- [Exercise description]
Which lines hold the word "Fortes"? Show each of them.

- [Extracted records]
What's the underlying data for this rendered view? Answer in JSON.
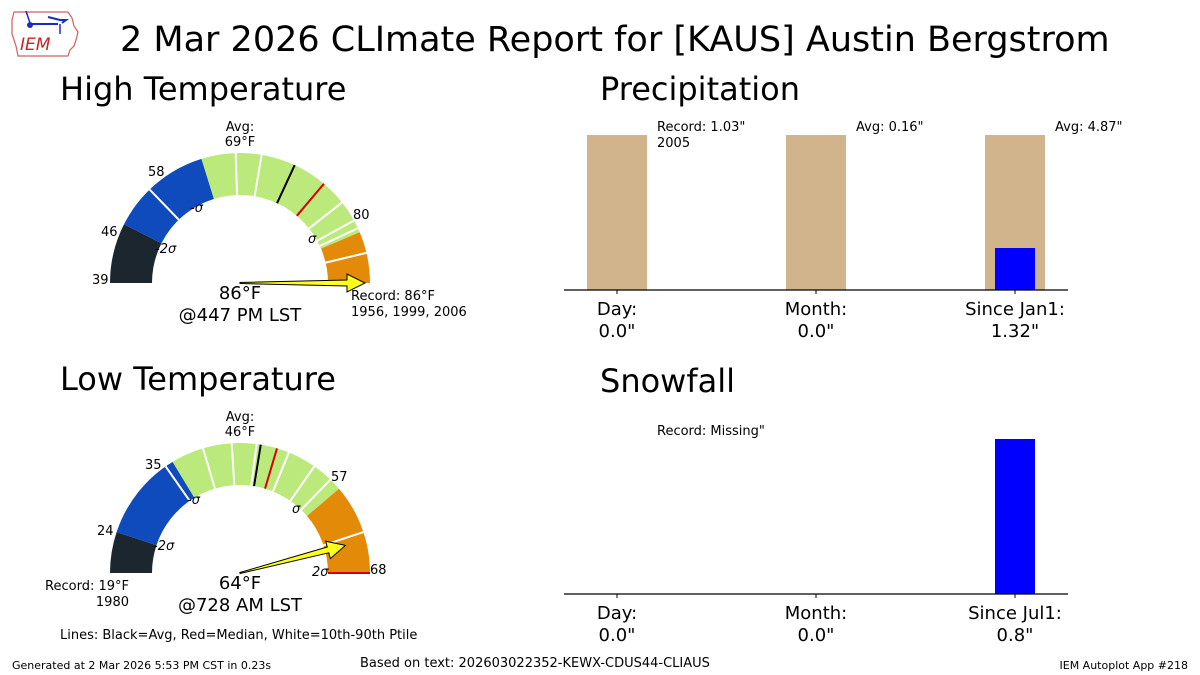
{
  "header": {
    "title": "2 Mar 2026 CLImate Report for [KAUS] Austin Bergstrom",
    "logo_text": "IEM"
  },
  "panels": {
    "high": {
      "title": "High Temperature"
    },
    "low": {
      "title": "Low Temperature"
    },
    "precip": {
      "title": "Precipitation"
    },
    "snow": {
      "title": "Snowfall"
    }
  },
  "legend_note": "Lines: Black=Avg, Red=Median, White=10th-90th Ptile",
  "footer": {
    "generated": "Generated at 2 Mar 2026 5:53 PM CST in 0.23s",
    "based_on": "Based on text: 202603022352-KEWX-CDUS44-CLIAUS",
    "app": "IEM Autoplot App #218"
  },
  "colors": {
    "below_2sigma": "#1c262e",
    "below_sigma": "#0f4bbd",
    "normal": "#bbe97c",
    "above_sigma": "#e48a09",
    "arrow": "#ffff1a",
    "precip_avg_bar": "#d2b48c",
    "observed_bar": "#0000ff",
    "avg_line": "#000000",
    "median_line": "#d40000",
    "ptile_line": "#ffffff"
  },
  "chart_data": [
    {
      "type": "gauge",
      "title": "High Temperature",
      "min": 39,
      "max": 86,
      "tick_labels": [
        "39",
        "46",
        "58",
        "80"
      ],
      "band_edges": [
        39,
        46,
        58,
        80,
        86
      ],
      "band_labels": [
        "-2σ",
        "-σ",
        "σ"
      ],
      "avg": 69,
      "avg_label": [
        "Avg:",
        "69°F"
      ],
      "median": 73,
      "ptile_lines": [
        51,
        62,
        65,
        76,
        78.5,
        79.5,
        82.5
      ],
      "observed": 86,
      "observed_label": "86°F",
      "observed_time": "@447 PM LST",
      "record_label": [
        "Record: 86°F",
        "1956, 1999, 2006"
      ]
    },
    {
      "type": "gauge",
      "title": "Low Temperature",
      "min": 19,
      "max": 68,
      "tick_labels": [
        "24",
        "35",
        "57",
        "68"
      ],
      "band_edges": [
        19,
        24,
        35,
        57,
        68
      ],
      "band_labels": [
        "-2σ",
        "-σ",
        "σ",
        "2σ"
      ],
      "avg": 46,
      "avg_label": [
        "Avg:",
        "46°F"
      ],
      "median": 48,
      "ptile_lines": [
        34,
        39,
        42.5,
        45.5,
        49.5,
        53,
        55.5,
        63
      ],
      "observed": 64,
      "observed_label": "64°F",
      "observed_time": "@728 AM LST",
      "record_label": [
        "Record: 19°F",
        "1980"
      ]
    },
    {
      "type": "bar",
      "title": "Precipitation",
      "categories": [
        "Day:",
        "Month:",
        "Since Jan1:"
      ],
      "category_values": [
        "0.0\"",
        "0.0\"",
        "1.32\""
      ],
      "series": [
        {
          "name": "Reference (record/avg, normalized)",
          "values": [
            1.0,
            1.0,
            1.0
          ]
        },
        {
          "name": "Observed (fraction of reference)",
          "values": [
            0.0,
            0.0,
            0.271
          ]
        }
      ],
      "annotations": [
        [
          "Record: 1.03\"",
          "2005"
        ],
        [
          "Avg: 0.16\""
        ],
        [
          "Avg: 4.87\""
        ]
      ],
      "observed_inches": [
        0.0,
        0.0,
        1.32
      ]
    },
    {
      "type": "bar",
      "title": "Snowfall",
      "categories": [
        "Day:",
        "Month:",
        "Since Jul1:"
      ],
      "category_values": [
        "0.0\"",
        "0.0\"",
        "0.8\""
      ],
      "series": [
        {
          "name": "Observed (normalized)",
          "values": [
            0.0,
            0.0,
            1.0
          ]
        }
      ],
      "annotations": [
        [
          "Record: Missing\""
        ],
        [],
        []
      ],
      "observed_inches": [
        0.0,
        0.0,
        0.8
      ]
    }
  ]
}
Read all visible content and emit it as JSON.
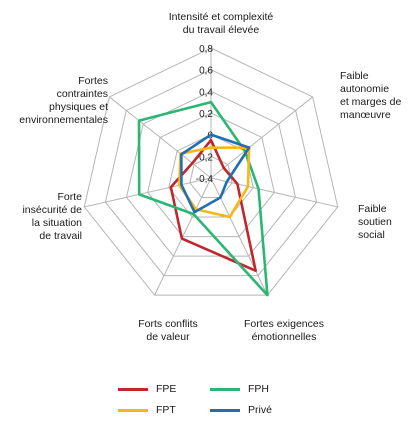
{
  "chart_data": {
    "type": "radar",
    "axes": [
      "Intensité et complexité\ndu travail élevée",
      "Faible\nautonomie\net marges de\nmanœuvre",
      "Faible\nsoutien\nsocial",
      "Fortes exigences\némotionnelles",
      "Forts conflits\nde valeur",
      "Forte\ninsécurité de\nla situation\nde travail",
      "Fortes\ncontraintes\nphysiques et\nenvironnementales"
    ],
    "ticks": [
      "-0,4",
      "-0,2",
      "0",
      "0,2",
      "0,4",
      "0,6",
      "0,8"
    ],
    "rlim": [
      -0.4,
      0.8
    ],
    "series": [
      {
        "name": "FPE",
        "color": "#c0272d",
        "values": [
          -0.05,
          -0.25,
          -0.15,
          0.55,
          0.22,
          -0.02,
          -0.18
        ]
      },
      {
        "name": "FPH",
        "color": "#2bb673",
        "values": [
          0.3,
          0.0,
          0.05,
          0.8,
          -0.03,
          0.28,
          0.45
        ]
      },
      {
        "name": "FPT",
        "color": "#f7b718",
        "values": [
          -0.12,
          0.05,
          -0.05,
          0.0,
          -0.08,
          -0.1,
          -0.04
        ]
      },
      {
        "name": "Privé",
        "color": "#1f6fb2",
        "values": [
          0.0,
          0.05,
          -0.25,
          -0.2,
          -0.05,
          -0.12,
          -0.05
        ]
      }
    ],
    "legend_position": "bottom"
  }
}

- [Expected answer]
      "Fortes exigences\némotionnelles",
      "Fortes\ncontraintes\nphysiques et\nenvironnementales"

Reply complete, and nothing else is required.